### Task instructions
Return the full material exactly.

### Information shown
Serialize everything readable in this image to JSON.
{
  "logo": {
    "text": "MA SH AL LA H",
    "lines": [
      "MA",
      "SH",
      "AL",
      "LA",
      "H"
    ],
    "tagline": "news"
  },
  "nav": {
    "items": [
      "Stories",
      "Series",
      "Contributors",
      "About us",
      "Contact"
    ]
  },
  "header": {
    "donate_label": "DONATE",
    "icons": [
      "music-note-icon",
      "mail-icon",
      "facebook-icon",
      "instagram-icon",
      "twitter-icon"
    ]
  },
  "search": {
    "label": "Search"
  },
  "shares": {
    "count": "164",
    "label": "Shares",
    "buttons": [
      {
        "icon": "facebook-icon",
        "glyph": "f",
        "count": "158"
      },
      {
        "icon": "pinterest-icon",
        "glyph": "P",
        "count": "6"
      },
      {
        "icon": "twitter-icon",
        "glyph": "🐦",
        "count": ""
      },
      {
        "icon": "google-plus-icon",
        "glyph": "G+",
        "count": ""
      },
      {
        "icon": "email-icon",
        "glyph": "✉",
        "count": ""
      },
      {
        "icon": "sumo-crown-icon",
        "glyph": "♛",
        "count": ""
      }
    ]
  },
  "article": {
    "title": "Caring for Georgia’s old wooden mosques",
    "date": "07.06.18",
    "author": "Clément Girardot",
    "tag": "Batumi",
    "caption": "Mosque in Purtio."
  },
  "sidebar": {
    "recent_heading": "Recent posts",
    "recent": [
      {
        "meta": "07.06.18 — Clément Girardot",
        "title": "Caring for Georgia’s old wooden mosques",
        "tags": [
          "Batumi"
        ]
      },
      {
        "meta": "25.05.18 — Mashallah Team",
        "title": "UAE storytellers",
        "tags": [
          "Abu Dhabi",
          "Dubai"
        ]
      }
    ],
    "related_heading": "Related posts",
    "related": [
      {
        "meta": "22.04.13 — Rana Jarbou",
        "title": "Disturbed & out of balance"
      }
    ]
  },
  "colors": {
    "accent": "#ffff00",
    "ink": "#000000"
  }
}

### Solved problem
Serialize everything readable in this image to JSON.
{
  "logo": {
    "text": "MA SH AL LA H",
    "lines": [
      "MA",
      "SH",
      "AL",
      "LA",
      "H"
    ],
    "tagline": "news"
  },
  "nav": {
    "items": [
      "Stories",
      "Series",
      "Contributors",
      "About us",
      "Contact"
    ]
  },
  "header": {
    "donate_label": "DONATE",
    "icons": [
      "music-note-icon",
      "mail-icon",
      "facebook-icon",
      "instagram-icon",
      "twitter-icon"
    ]
  },
  "search": {
    "label": "Search"
  },
  "shares": {
    "count": "164",
    "label": "Shares",
    "buttons": [
      {
        "icon": "facebook-icon",
        "glyph": "f",
        "count": "158"
      },
      {
        "icon": "pinterest-icon",
        "glyph": "P",
        "count": "6"
      },
      {
        "icon": "twitter-icon",
        "glyph": "🐦",
        "count": ""
      },
      {
        "icon": "google-plus-icon",
        "glyph": "G+",
        "count": ""
      },
      {
        "icon": "email-icon",
        "glyph": "✉",
        "count": ""
      },
      {
        "icon": "sumo-crown-icon",
        "glyph": "♛",
        "count": ""
      }
    ]
  },
  "article": {
    "title": "Caring for Georgia’s old wooden mosques",
    "date": "07.06.18",
    "author": "Clément Girardot",
    "tag": "Batumi",
    "caption": "Mosque in Purtio."
  },
  "sidebar": {
    "recent_heading": "Recent posts",
    "recent": [
      {
        "meta": "07.06.18 — Clément Girardot",
        "title": "Caring for Georgia’s old wooden mosques",
        "tags": [
          "Batumi"
        ]
      },
      {
        "meta": "25.05.18 — Mashallah Team",
        "title": "UAE storytellers",
        "tags": [
          "Abu Dhabi",
          "Dubai"
        ]
      }
    ],
    "related_heading": "Related posts",
    "related": [
      {
        "meta": "22.04.13 — Rana Jarbou",
        "title": "Disturbed & out of balance"
      }
    ]
  },
  "colors": {
    "accent": "#ffff00",
    "ink": "#000000"
  }
}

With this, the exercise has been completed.